GIVEN EXERCISE -
Copy out the blog post on dressing your pregnancy bump below in full, word for word.

PAGE EXTRACT -
+---+

Welcome to Maternity Monday! Fear not: for the bump-free and the ‘no intention of being with bump any time soon’, normal service shall resume tomorrow. We’ve just come over a little bit pregnancy today. Call it the Kate Middleton effect. This is the first of three special posts: come back soon for an indispensable beauty guide from the brilliant Grace Timothy – beauty editor/guru and writer of the fabulous The Pregnant Beauty Guide. But, first up, because style is a subject so very dear to my heart (as my bank balance knows to its cost), I bring you the W&W guide to dressing your bump.
You’re pregnant? Congratulations! You are about to embark upon the best adventure ever. You are also about to embark upon Wardrobe Confusion.
Fancy looking like this?
Then avoid doing what I did when first pregnant, and temporarily forget how you actually dress. If you never wear pattern/dresses/a blazer over leather leggings/dunagrees, why on earth would you do so now?

+---+

RECORDED INFORMATION -
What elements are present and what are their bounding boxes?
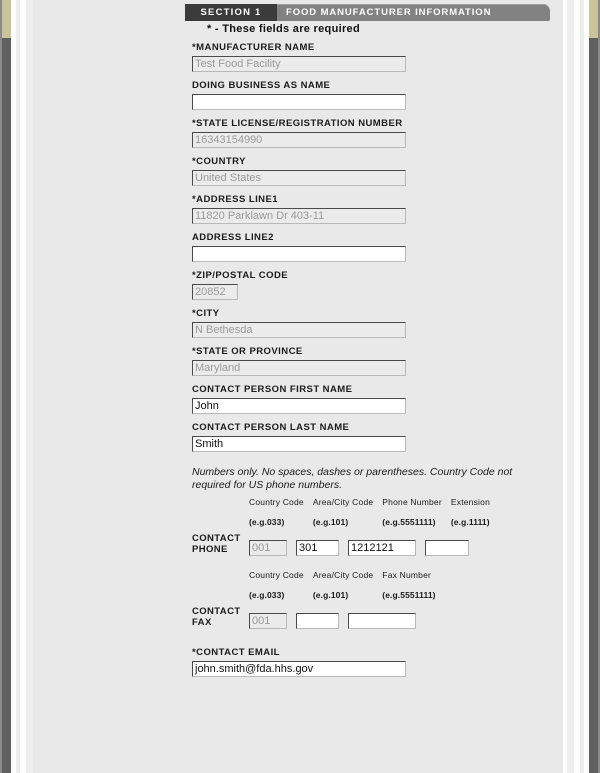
field-city: *CITY	[192, 308, 552, 338]
cell-fax-number	[348, 613, 416, 629]
cell-fax-country-code	[249, 613, 287, 629]
input-state-license[interactable]	[192, 132, 406, 148]
required-fields-note: * - These fields are required	[207, 23, 360, 35]
input-fax-number[interactable]	[348, 613, 416, 629]
input-state-or-province[interactable]	[192, 360, 406, 376]
section-number-badge: SECTION 1	[185, 4, 277, 21]
field-manufacturer-name: *MANUFACTURER NAME	[192, 42, 552, 72]
right-accent-dark	[589, 38, 598, 773]
contact-phone-col-number-head: Phone Number (e.g.5551111)	[382, 497, 442, 533]
header-fax-number: Fax Number	[382, 570, 432, 580]
cell-phone-extension	[425, 540, 469, 556]
label-state-license: *STATE LICENSE/REGISTRATION NUMBER	[192, 118, 403, 129]
input-city[interactable]	[192, 322, 406, 338]
contact-fax-header-spacer	[192, 570, 249, 606]
contact-fax-headers: Country Code (e.g.033) Area/City Code (e…	[192, 570, 552, 606]
label-contact-email: *CONTACT EMAIL	[192, 647, 280, 658]
input-zip-postal-code[interactable]	[192, 284, 238, 300]
input-phone-extension[interactable]	[425, 540, 469, 556]
contact-phone-headers: Country Code (e.g.033) Area/City Code (e…	[192, 497, 552, 533]
contact-phone-header-spacer	[192, 497, 249, 533]
label-manufacturer-name: *MANUFACTURER NAME	[192, 42, 315, 53]
contact-phone-col-extension-head: Extension (e.g.1111)	[451, 497, 490, 533]
label-contact-phone: CONTACT PHONE	[192, 533, 241, 555]
label-doing-business-as: DOING BUSINESS AS NAME	[192, 80, 331, 91]
input-phone-country-code[interactable]	[249, 540, 287, 556]
left-accent-khaki	[2, 0, 11, 38]
label-contact-fax: CONTACT FAX	[192, 606, 241, 628]
label-address-line1: *ADDRESS LINE1	[192, 194, 279, 205]
contact-fax-group: Country Code (e.g.033) Area/City Code (e…	[192, 570, 552, 629]
cell-phone-country-code	[249, 540, 287, 556]
page-frame: SECTION 1 FOOD MANUFACTURER INFORMATION …	[0, 0, 600, 773]
label-city: *CITY	[192, 308, 220, 319]
header-fax-area-city-code: Area/City Code	[312, 570, 374, 580]
input-address-line2[interactable]	[192, 246, 406, 262]
field-address-line1: *ADDRESS LINE1	[192, 194, 552, 224]
label-contact-first-name: CONTACT PERSON FIRST NAME	[192, 384, 353, 395]
contact-fax-col-country-code-head: Country Code (e.g.033)	[249, 570, 304, 606]
input-manufacturer-name[interactable]	[192, 56, 406, 72]
example-fax-area-city-code: (e.g.101)	[312, 590, 349, 600]
section-title: FOOD MANUFACTURER INFORMATION	[286, 7, 492, 18]
input-contact-last-name[interactable]	[192, 436, 406, 452]
input-country[interactable]	[192, 170, 406, 186]
label-state-or-province: *STATE OR PROVINCE	[192, 346, 303, 357]
label-zip-postal-code: *ZIP/POSTAL CODE	[192, 270, 289, 281]
contact-fax-row: CONTACT FAX	[192, 606, 552, 629]
field-doing-business-as: DOING BUSINESS AS NAME	[192, 80, 552, 110]
right-accent-khaki	[589, 0, 598, 38]
contact-phone-col-country-code-head: Country Code (e.g.033)	[249, 497, 304, 533]
input-address-line1[interactable]	[192, 208, 406, 224]
form-content-panel: SECTION 1 FOOD MANUFACTURER INFORMATION …	[33, 0, 563, 773]
example-area-city-code: (e.g.101)	[312, 517, 349, 527]
contact-phone-col-area-code-head: Area/City Code (e.g.101)	[313, 497, 373, 533]
phone-format-note: Numbers only. No spaces, dashes or paren…	[192, 466, 513, 491]
example-extension: (e.g.1111)	[450, 517, 490, 527]
cell-phone-number	[348, 540, 416, 556]
field-zip-postal-code: *ZIP/POSTAL CODE	[192, 270, 552, 300]
label-country: *COUNTRY	[192, 156, 246, 167]
manufacturer-information-form: *MANUFACTURER NAME DOING BUSINESS AS NAM…	[192, 42, 552, 685]
field-state-or-province: *STATE OR PROVINCE	[192, 346, 552, 376]
input-fax-country-code[interactable]	[249, 613, 287, 629]
input-doing-business-as[interactable]	[192, 94, 406, 110]
contact-fax-col-area-code-head: Area/City Code (e.g.101)	[313, 570, 373, 606]
field-country: *COUNTRY	[192, 156, 552, 186]
field-contact-email: *CONTACT EMAIL	[192, 647, 552, 677]
field-contact-first-name: CONTACT PERSON FIRST NAME	[192, 384, 552, 414]
header-fax-country-code: Country Code	[249, 570, 304, 580]
contact-phone-row: CONTACT PHONE	[192, 533, 552, 556]
header-phone-number: Phone Number	[382, 497, 442, 507]
contact-phone-group: Country Code (e.g.033) Area/City Code (e…	[192, 497, 552, 556]
cell-fax-area-code	[296, 613, 339, 629]
example-country-code: (e.g.033)	[249, 517, 285, 527]
example-fax-number: (e.g.5551111)	[382, 590, 436, 600]
label-contact-last-name: CONTACT PERSON LAST NAME	[192, 422, 350, 433]
left-accent-dark	[2, 38, 11, 773]
input-phone-number[interactable]	[348, 540, 416, 556]
field-state-license: *STATE LICENSE/REGISTRATION NUMBER	[192, 118, 552, 148]
field-address-line2: ADDRESS LINE2	[192, 232, 552, 262]
input-contact-email[interactable]	[192, 661, 406, 677]
example-fax-country-code: (e.g.033)	[249, 590, 285, 600]
label-address-line2: ADDRESS LINE2	[192, 232, 274, 243]
example-phone-number: (e.g.5551111)	[382, 517, 436, 527]
section-header-bar: SECTION 1 FOOD MANUFACTURER INFORMATION	[185, 4, 550, 21]
input-contact-first-name[interactable]	[192, 398, 406, 414]
header-area-city-code: Area/City Code	[312, 497, 374, 507]
header-extension: Extension	[450, 497, 491, 507]
right-panel-shadow	[567, 0, 574, 773]
header-country-code: Country Code	[249, 497, 304, 507]
contact-fax-col-number-head: Fax Number (e.g.5551111)	[382, 570, 435, 606]
input-fax-area-code[interactable]	[296, 613, 339, 629]
left-panel-shadow	[26, 0, 33, 773]
input-phone-area-code[interactable]	[296, 540, 339, 556]
cell-phone-area-code	[296, 540, 339, 556]
field-contact-last-name: CONTACT PERSON LAST NAME	[192, 422, 552, 452]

+---+

COMPLETED EXERCISE -
Welcome to Maternity Monday! Fear not: for the bump-free and the ‘no intention of being with bump any time soon’, normal service shall resume tomorrow. We’ve just come over a little bit pregnancy today. Call it the Kate Middleton effect. This is the first of three special posts: come back soon for an indispensable beauty guide from the brilliant Grace Timothy – beauty editor/guru and writer of the fabulous The Pregnant Beauty Guide. But, first up, because style is a subject so very dear to my heart (as my bank balance knows to its cost), I bring you the W&W guide to dressing your bump.
You’re pregnant? Congratulations! You are about to embark upon the best adventure ever. You are also about to embark upon Wardrobe Confusion.
Fancy looking like this?
Then avoid doing what I did when first pregnant, and temporarily forget how you actually dress. If you never wear pattern/dresses/a blazer over leather leggings/dunagrees, why on earth would you do so now?